■ Written problem
Return each line containing the string "following".

■ Rows

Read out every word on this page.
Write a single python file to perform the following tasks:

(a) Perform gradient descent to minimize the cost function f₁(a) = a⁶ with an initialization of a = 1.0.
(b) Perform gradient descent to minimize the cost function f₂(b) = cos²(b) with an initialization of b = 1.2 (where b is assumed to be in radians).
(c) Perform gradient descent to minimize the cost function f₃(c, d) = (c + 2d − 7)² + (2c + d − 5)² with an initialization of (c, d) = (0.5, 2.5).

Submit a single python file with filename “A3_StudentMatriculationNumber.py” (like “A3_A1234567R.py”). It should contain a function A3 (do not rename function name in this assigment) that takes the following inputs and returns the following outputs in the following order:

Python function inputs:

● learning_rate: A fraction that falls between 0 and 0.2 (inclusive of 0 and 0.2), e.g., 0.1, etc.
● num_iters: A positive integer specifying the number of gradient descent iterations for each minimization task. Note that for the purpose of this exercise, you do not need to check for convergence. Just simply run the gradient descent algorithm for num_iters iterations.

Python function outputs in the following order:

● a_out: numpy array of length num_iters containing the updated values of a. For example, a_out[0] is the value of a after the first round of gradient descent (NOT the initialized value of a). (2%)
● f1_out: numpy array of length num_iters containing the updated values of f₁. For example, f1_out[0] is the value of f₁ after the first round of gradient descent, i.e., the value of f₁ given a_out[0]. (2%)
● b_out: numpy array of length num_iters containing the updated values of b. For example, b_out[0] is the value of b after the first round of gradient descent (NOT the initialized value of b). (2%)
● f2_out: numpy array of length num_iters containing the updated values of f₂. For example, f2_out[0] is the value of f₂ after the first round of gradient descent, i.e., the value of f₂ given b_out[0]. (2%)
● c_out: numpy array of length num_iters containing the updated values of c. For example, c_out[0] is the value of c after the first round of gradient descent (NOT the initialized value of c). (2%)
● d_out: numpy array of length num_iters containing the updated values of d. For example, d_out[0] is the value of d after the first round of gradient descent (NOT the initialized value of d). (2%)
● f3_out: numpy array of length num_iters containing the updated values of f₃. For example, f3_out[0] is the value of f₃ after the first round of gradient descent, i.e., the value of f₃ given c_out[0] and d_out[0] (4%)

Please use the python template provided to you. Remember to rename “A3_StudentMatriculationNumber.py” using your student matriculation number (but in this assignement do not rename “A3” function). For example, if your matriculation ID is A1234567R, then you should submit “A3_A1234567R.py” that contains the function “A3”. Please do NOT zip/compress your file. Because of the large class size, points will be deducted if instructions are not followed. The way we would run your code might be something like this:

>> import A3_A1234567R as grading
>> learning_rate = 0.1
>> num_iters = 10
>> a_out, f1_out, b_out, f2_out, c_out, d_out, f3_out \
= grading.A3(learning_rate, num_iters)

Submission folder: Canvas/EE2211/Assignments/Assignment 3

■ The solution
Write a single python file to perform the following tasks:
Submit a single python file with filename “A3_StudentMatriculationNumber.py” (like “A3_A1234567R.py”). It should contain a function A3 (do not rename function name in this assigment) that takes the following inputs and returns the following outputs in the following order:
Python function outputs in the following order:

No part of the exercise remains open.